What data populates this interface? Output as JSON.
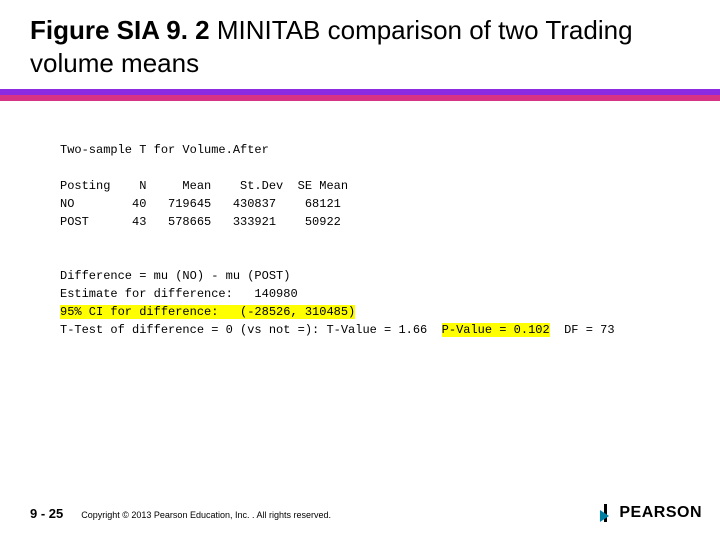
{
  "title": {
    "bold": "Figure SIA 9. 2",
    "rest": "  MINITAB comparison of two Trading volume means"
  },
  "divider": {
    "top_color": "#8a2be2",
    "bottom_color": "#d63384"
  },
  "output": {
    "heading": "Two-sample T for Volume.After",
    "table": {
      "header": "Posting    N     Mean    St.Dev  SE Mean",
      "row1": "NO        40   719645   430837    68121",
      "row2": "POST      43   578665   333921    50922"
    },
    "diff_line": "Difference = mu (NO) - mu (POST)",
    "est_line": "Estimate for difference:   140980",
    "ci_line": "95% CI for difference:   (-28526, 310485)",
    "ttest_prefix": "T-Test of difference = 0 (vs not =): T-Value = 1.66  ",
    "pvalue": "P-Value = 0.102",
    "df_suffix": "  DF = 73"
  },
  "footer": {
    "page": "9 - 25",
    "copyright": "Copyright © 2013 Pearson Education, Inc. . All rights reserved.",
    "logo_text": "PEARSON"
  }
}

====

Given task | Identify the lines above with the word "Value". Copy them.

Answer to the exercise |
    "ttest_prefix": "T-Test of difference = 0 (vs not =): T-Value = 1.66  ",
    "pvalue": "P-Value = 0.102",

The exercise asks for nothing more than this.